Exercise -> All of the material below is to be returned exactly.

"""

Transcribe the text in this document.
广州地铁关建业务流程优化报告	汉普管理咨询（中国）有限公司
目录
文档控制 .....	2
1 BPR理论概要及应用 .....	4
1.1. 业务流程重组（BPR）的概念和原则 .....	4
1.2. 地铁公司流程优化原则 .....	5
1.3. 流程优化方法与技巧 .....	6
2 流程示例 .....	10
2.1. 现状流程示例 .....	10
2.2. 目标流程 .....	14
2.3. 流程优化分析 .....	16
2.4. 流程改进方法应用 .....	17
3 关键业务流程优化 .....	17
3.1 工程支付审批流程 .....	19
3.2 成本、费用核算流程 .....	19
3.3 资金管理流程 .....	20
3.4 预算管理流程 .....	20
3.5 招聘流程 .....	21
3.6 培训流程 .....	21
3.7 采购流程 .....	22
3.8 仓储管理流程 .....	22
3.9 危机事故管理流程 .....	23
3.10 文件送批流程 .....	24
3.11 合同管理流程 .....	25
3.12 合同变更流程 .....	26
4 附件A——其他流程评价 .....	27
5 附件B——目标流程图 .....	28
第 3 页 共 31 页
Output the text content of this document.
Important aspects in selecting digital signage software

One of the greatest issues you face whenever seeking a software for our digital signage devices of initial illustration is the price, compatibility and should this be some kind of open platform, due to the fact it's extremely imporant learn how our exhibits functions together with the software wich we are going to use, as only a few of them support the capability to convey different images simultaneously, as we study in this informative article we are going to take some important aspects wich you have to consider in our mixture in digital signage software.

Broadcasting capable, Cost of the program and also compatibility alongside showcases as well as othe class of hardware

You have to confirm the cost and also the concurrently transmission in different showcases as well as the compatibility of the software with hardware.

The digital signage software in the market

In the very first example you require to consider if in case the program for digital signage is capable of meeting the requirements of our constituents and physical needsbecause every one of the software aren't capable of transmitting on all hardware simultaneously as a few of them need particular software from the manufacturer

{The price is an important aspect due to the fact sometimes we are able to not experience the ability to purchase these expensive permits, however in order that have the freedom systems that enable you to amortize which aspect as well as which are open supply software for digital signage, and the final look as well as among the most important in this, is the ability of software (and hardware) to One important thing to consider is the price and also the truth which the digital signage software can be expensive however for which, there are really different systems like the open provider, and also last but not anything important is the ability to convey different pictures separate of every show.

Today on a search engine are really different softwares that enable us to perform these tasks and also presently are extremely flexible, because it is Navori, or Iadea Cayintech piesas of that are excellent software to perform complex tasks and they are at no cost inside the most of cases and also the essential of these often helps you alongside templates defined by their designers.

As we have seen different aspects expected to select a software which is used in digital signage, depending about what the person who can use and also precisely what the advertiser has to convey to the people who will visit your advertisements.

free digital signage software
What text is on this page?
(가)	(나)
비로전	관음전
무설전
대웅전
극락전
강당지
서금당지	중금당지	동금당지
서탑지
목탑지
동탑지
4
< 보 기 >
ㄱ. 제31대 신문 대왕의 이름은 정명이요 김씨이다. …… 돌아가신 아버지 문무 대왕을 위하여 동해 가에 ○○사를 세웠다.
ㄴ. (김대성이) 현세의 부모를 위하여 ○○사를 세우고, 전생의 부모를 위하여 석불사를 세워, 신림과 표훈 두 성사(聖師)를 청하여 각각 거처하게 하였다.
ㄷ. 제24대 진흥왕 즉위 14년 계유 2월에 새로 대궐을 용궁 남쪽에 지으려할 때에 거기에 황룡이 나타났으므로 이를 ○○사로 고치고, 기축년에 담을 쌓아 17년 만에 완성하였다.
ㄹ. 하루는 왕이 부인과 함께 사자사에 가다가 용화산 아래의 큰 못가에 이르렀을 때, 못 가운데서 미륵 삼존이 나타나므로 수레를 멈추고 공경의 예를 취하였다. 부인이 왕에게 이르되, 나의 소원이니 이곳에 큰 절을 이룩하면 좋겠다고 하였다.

"""

Solution ->
Transcribe the text in this document.
广州地铁关建业务流程优化报告	汉普管理咨询（中国）有限公司
目录
文档控制 .....	2
1 BPR理论概要及应用 .....	4
1.1. 业务流程重组（BPR）的概念和原则 .....	4
1.2. 地铁公司流程优化原则 .....	5
1.3. 流程优化方法与技巧 .....	6
2 流程示例 .....	10
2.1. 现状流程示例 .....	10
2.2. 目标流程 .....	14
2.3. 流程优化分析 .....	16
2.4. 流程改进方法应用 .....	17
3 关键业务流程优化 .....	17
3.1 工程支付审批流程 .....	19
3.2 成本、费用核算流程 .....	19
3.3 资金管理流程 .....	20
3.4 预算管理流程 .....	20
3.5 招聘流程 .....	21
3.6 培训流程 .....	21
3.7 采购流程 .....	22
3.8 仓储管理流程 .....	22
3.9 危机事故管理流程 .....	23
3.10 文件送批流程 .....	24
3.11 合同管理流程 .....	25
3.12 合同变更流程 .....	26
4 附件A——其他流程评价 .....	27
5 附件B——目标流程图 .....	28
第 3 页 共 31 页
Output the text content of this document.
Important aspects in selecting digital signage software

One of the greatest issues you face whenever seeking a software for our digital signage devices of initial illustration is the price, compatibility and should this be some kind of open platform, due to the fact it's extremely imporant learn how our exhibits functions together with the software wich we are going to use, as only a few of them support the capability to convey different images simultaneously, as we study in this informative article we are going to take some important aspects wich you have to consider in our mixture in digital signage software.

Broadcasting capable, Cost of the program and also compatibility alongside showcases as well as othe class of hardware

You have to confirm the cost and also the concurrently transmission in different showcases as well as the compatibility of the software with hardware.

The digital signage software in the market

In the very first example you require to consider if in case the program for digital signage is capable of meeting the requirements of our constituents and physical needsbecause every one of the software aren't capable of transmitting on all hardware simultaneously as a few of them need particular software from the manufacturer

{The price is an important aspect due to the fact sometimes we are able to not experience the ability to purchase these expensive permits, however in order that have the freedom systems that enable you to amortize which aspect as well as which are open supply software for digital signage, and the final look as well as among the most important in this, is the ability of software (and hardware) to One important thing to consider is the price and also the truth which the digital signage software can be expensive however for which, there are really different systems like the open provider, and also last but not anything important is the ability to convey different pictures separate of every show.

Today on a search engine are really different softwares that enable us to perform these tasks and also presently are extremely flexible, because it is Navori, or Iadea Cayintech piesas of that are excellent software to perform complex tasks and they are at no cost inside the most of cases and also the essential of these often helps you alongside templates defined by their designers.

As we have seen different aspects expected to select a software which is used in digital signage, depending about what the person who can use and also precisely what the advertiser has to convey to the people who will visit your advertisements.

free digital signage software
What text is on this page?
(가)	(나)
비로전	관음전
무설전
대웅전
극락전
강당지
서금당지	중금당지	동금당지
서탑지
목탑지
동탑지
4
< 보 기 >
ㄱ. 제31대 신문 대왕의 이름은 정명이요 김씨이다. …… 돌아가신 아버지 문무 대왕을 위하여 동해 가에 ○○사를 세웠다.
ㄴ. (김대성이) 현세의 부모를 위하여 ○○사를 세우고, 전생의 부모를 위하여 석불사를 세워, 신림과 표훈 두 성사(聖師)를 청하여 각각 거처하게 하였다.
ㄷ. 제24대 진흥왕 즉위 14년 계유 2월에 새로 대궐을 용궁 남쪽에 지으려할 때에 거기에 황룡이 나타났으므로 이를 ○○사로 고치고, 기축년에 담을 쌓아 17년 만에 완성하였다.
ㄹ. 하루는 왕이 부인과 함께 사자사에 가다가 용화산 아래의 큰 못가에 이르렀을 때, 못 가운데서 미륵 삼존이 나타나므로 수레를 멈추고 공경의 예를 취하였다. 부인이 왕에게 이르되, 나의 소원이니 이곳에 큰 절을 이룩하면 좋겠다고 하였다.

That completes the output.